**Given request**
Convert the entries from the first line through the line containing "520, 70, 540]", inclusive, into a numbered list, leaving out any blank lines.

**Data section**
╔══
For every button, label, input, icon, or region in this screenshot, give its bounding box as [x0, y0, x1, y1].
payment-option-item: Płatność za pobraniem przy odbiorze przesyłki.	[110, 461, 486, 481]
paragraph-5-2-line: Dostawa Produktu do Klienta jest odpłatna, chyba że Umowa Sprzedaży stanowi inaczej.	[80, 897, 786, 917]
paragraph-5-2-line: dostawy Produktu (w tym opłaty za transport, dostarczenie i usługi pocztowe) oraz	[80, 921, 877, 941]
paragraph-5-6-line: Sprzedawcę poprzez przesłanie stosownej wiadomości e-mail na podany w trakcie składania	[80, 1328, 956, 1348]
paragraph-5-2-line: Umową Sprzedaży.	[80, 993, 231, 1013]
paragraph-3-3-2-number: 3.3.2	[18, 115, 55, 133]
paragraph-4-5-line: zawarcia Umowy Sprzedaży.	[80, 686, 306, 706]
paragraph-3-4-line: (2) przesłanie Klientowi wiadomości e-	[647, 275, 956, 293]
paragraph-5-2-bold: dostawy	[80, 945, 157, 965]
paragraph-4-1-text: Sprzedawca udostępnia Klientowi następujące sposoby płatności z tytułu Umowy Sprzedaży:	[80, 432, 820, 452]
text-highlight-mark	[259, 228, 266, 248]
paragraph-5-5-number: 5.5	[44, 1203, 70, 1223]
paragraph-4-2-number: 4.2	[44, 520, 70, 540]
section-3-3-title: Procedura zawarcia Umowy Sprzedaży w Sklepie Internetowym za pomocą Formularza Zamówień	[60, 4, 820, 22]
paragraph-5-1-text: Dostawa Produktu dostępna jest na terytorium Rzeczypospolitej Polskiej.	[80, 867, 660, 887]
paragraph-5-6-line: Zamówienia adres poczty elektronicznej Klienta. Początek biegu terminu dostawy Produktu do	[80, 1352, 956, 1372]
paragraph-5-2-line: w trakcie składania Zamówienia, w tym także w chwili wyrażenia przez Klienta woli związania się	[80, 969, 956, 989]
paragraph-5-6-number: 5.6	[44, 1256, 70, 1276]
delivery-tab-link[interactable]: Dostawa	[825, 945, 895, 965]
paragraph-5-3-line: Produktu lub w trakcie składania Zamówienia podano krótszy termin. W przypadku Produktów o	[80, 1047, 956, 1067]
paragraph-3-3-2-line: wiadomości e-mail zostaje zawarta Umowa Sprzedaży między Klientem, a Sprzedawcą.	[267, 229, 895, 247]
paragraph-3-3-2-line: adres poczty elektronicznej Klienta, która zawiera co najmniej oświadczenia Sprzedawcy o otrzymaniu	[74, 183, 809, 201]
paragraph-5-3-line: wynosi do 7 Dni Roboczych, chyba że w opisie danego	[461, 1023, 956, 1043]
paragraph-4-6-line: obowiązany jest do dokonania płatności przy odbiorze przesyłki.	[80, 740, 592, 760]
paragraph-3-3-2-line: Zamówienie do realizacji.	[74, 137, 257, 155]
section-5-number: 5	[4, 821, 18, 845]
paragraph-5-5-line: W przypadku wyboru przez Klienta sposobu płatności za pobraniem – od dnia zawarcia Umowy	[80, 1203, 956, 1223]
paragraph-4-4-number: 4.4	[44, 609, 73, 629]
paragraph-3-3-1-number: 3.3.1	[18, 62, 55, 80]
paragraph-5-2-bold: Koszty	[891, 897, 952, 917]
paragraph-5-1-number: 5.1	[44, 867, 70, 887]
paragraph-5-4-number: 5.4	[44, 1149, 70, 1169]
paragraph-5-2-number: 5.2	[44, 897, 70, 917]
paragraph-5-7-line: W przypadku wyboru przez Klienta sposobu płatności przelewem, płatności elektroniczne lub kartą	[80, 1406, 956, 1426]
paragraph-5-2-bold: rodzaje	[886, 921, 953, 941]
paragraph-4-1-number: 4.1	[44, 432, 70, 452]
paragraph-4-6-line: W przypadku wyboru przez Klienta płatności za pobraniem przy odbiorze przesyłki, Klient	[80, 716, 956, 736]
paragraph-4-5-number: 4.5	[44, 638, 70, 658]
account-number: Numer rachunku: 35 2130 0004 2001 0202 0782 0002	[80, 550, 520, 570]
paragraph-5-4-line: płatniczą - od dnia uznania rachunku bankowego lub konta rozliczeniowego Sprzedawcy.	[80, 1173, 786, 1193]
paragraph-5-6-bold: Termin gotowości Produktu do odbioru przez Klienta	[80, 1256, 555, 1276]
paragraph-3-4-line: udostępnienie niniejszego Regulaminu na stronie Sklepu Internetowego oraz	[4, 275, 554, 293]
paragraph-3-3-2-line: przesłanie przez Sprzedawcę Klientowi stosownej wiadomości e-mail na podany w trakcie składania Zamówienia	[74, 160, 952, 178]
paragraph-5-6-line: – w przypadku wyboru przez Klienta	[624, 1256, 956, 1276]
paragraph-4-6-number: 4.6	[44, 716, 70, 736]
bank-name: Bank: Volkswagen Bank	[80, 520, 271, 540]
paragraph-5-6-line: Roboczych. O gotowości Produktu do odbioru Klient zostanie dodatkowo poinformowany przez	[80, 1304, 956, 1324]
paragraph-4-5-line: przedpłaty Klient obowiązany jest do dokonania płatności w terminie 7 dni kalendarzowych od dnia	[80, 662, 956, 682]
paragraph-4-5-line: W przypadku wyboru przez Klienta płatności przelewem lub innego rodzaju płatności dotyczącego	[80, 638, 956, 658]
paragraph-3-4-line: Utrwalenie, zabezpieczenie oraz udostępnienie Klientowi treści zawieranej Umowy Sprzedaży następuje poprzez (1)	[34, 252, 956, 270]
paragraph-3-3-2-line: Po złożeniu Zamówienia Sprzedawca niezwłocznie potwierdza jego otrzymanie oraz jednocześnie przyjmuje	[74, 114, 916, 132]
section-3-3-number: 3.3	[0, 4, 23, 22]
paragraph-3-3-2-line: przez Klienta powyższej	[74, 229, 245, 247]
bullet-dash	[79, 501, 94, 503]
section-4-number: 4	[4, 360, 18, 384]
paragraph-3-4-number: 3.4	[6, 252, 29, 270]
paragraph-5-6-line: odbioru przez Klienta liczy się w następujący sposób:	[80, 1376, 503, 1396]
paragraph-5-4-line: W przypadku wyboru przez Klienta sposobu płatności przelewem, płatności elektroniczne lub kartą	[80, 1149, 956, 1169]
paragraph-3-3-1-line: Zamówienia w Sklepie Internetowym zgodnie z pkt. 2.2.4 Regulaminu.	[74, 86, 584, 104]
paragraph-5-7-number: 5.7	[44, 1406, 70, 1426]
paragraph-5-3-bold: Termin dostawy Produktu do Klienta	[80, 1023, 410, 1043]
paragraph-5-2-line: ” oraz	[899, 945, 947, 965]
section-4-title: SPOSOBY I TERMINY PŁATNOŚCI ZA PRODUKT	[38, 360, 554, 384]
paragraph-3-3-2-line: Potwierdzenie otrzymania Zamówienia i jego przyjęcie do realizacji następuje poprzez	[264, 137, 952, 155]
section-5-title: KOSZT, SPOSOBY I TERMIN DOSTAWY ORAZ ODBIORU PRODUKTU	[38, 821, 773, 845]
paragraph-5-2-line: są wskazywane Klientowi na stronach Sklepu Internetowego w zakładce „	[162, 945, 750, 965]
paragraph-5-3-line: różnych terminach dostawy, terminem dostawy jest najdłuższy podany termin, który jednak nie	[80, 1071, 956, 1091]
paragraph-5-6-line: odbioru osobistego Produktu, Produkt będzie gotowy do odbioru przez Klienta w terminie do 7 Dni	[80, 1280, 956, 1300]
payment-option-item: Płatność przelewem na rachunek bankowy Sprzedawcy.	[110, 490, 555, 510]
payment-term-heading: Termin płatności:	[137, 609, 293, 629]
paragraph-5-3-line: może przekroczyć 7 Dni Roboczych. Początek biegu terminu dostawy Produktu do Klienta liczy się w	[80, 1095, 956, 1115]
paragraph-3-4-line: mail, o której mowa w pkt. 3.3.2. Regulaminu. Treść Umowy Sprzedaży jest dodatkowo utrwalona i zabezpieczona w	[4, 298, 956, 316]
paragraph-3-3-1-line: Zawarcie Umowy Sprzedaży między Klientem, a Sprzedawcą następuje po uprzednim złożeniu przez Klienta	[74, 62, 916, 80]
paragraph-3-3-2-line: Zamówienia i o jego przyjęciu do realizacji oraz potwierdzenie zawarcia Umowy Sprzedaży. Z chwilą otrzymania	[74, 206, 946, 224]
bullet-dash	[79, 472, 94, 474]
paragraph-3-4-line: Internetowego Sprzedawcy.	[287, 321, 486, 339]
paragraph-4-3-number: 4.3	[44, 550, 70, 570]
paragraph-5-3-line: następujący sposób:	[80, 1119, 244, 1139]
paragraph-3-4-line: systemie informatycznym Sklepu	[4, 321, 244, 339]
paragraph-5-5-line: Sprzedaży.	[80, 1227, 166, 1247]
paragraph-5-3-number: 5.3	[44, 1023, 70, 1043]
╚══
**Output**
1. For every button, label, input, icon, or region in this screenshot, give its bounding box as [x0, y0, x1, y1].
2. payment-option-item: Płatność za pobraniem przy odbiorze przesyłki.	[110, 461, 486, 481]
3. paragraph-5-2-line: Dostawa Produktu do Klienta jest odpłatna, chyba że Umowa Sprzedaży stanowi inaczej.	[80, 897, 786, 917]
4. paragraph-5-2-line: dostawy Produktu (w tym opłaty za transport, dostarczenie i usługi pocztowe) oraz	[80, 921, 877, 941]
5. paragraph-5-6-line: Sprzedawcę poprzez przesłanie stosownej wiadomości e-mail na podany w trakcie składania	[80, 1328, 956, 1348]
6. paragraph-5-2-line: Umową Sprzedaży.	[80, 993, 231, 1013]
7. paragraph-3-3-2-number: 3.3.2	[18, 115, 55, 133]
8. paragraph-4-5-line: zawarcia Umowy Sprzedaży.	[80, 686, 306, 706]
9. paragraph-3-4-line: (2) przesłanie Klientowi wiadomości e-	[647, 275, 956, 293]
10. paragraph-5-2-bold: dostawy	[80, 945, 157, 965]
11. paragraph-4-1-text: Sprzedawca udostępnia Klientowi następujące sposoby płatności z tytułu Umowy Sprzedaży:	[80, 432, 820, 452]
12. text-highlight-mark	[259, 228, 266, 248]
13. paragraph-5-5-number: 5.5	[44, 1203, 70, 1223]
14. paragraph-4-2-number: 4.2	[44, 520, 70, 540]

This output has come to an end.